Instructions for the task.
Extract each line from the entries below that has the string "मदरस" in it.

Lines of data
· · · ·

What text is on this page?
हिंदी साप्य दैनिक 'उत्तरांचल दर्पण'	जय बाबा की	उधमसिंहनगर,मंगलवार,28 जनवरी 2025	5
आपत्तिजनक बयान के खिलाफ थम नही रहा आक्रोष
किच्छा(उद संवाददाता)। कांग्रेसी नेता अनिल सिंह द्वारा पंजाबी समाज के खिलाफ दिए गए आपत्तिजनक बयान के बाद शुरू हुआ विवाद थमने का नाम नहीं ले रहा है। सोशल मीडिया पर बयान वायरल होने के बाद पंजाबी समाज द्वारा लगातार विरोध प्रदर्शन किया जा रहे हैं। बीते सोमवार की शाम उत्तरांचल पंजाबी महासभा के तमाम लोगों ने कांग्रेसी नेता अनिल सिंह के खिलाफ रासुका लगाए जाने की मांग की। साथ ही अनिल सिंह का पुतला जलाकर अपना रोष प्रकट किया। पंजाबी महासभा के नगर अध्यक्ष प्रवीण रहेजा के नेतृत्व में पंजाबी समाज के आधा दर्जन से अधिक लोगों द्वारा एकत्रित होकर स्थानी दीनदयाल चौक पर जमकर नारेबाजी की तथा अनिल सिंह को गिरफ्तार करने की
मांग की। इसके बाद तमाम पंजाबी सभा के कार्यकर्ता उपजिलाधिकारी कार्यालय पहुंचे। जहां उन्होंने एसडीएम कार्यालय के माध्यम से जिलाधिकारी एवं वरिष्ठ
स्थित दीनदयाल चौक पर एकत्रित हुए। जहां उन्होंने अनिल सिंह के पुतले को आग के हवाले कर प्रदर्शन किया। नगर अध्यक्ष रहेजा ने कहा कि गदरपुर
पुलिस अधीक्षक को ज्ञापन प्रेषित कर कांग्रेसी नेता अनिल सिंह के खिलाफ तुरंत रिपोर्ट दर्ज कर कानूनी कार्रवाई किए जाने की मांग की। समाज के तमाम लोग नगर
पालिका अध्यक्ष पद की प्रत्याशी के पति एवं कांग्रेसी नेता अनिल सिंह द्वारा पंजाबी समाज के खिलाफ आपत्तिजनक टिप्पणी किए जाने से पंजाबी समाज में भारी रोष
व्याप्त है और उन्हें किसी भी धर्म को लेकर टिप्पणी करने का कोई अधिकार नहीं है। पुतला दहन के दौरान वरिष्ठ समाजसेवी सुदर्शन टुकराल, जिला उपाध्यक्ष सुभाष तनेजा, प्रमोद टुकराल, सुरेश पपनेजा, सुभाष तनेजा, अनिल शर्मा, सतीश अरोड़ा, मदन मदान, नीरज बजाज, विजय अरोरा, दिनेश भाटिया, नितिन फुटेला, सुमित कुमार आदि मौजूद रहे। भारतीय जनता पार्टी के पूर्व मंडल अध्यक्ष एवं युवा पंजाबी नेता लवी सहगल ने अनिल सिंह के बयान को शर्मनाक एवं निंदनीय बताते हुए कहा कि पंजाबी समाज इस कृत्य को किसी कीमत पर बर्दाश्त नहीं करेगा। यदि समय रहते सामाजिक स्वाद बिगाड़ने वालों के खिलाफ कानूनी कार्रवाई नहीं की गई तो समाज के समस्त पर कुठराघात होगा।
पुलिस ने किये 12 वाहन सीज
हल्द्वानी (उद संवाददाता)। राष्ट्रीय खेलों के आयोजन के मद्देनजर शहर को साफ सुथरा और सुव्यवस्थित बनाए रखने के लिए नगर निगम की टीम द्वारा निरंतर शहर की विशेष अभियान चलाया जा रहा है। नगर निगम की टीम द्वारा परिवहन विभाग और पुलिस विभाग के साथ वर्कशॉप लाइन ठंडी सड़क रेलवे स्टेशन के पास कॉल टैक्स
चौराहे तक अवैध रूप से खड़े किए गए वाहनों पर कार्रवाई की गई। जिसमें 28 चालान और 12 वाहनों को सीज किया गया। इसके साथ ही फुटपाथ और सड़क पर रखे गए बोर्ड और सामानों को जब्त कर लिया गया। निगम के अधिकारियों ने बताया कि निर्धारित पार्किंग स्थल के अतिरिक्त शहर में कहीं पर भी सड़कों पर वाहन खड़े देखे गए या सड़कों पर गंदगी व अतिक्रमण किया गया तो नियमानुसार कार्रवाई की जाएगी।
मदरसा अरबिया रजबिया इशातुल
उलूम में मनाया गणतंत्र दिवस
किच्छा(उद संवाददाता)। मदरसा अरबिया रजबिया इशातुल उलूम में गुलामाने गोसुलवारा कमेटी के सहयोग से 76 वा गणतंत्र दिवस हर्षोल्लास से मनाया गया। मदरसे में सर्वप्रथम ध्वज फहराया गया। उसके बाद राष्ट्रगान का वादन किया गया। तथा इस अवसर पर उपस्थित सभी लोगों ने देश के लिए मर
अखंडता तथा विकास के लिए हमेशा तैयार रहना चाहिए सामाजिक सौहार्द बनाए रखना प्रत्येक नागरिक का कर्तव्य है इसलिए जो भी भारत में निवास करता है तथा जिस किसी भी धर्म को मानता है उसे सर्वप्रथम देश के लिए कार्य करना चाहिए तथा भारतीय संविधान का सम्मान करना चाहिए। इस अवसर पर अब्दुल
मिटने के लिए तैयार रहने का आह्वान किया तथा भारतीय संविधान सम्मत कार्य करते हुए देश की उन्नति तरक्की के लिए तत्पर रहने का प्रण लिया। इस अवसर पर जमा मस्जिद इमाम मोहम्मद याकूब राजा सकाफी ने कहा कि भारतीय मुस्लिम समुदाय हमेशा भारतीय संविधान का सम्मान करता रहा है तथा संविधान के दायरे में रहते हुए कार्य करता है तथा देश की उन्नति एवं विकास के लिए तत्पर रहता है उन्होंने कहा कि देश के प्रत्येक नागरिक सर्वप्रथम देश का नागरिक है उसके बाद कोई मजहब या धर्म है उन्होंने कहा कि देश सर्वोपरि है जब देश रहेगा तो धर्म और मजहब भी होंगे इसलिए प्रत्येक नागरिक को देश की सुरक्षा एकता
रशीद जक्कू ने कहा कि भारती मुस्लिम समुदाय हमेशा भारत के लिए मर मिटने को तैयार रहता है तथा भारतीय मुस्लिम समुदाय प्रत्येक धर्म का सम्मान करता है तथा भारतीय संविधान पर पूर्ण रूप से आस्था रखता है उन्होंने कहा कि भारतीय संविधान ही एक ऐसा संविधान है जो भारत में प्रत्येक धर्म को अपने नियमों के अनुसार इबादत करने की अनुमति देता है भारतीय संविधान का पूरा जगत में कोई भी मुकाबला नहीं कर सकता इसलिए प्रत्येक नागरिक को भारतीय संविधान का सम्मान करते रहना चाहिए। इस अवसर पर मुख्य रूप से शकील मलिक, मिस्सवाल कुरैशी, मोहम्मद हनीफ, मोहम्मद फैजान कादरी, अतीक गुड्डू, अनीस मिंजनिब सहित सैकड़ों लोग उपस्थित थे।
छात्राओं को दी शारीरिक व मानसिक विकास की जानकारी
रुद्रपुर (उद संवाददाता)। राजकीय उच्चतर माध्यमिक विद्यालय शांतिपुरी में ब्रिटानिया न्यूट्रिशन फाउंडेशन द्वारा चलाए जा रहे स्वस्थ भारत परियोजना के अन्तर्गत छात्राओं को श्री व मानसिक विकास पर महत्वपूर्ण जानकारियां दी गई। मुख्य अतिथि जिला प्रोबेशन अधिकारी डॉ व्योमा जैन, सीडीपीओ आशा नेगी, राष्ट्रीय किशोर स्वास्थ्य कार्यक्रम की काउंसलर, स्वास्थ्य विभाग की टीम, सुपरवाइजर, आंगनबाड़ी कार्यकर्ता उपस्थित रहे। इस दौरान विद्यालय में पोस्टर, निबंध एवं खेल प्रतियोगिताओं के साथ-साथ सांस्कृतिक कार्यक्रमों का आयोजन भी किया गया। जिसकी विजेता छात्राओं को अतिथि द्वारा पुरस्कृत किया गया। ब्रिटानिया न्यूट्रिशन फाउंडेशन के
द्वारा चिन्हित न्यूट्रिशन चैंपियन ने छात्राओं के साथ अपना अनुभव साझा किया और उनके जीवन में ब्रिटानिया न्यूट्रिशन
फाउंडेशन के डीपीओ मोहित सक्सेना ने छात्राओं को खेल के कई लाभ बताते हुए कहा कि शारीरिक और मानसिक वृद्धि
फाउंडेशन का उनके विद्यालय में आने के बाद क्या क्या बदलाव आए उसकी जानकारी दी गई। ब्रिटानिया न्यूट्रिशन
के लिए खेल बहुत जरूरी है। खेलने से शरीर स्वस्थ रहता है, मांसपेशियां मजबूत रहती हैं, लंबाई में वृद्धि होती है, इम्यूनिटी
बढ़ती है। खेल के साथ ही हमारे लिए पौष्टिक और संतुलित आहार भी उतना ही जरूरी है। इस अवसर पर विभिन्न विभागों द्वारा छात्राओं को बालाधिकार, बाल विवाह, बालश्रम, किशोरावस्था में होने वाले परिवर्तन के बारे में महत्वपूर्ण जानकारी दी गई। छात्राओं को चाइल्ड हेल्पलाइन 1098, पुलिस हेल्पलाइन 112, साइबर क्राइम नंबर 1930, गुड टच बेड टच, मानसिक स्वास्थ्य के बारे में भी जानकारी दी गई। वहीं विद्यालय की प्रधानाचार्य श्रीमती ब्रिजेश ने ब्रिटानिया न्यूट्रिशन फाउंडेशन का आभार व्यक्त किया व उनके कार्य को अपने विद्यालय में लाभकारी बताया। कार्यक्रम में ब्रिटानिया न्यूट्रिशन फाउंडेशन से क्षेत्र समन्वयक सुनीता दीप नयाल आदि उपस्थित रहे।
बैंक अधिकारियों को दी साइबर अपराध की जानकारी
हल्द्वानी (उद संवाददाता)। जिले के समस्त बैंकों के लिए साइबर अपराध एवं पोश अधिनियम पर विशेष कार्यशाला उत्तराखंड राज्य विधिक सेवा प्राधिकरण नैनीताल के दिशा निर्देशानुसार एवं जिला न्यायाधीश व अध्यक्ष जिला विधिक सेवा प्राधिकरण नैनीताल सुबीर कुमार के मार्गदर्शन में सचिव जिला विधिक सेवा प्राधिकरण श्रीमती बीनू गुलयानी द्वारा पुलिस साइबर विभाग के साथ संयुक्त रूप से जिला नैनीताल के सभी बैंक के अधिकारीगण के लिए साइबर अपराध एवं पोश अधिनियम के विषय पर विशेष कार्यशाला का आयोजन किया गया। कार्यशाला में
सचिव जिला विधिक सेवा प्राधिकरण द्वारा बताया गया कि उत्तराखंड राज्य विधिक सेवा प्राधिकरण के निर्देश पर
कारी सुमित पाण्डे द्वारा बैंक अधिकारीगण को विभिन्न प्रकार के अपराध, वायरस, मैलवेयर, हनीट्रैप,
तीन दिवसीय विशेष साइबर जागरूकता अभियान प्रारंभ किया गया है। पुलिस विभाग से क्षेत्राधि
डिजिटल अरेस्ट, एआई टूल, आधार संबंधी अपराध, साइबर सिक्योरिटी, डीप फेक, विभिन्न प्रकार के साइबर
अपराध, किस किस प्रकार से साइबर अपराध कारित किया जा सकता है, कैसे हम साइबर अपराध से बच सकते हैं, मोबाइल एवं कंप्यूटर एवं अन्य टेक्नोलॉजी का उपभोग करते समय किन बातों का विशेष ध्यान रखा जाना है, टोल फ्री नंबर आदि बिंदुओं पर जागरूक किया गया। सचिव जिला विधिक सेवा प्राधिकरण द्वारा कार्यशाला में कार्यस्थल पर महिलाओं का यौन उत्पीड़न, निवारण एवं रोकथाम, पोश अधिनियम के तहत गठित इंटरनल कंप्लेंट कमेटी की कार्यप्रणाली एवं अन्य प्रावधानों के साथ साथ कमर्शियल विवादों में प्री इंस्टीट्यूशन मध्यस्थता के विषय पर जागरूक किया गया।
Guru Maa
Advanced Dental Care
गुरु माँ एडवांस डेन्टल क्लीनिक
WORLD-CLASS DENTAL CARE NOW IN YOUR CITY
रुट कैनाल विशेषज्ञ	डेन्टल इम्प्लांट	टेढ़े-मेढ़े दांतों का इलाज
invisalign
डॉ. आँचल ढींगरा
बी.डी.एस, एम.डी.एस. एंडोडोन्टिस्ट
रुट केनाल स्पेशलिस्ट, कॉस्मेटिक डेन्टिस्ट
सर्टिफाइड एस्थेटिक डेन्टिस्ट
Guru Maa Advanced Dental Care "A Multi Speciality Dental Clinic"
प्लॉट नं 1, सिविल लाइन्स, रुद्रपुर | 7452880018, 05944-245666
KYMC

· · · ·

Solution to the problem.
मदरसा अरबिया रजबिया इशातुल
किच्छा(उद संवाददाता)। मदरसा अरबिया रजबिया इशातुल उलूम में गुलामाने गोसुलवारा कमेटी के सहयोग से 76 वा गणतंत्र दिवस हर्षोल्लास से मनाया गया। मदरसे में सर्वप्रथम ध्वज फहराया गया। उसके बाद राष्ट्रगान का वादन किया गया। तथा इस अवसर पर उपस्थित सभी लोगों ने देश के लिए मर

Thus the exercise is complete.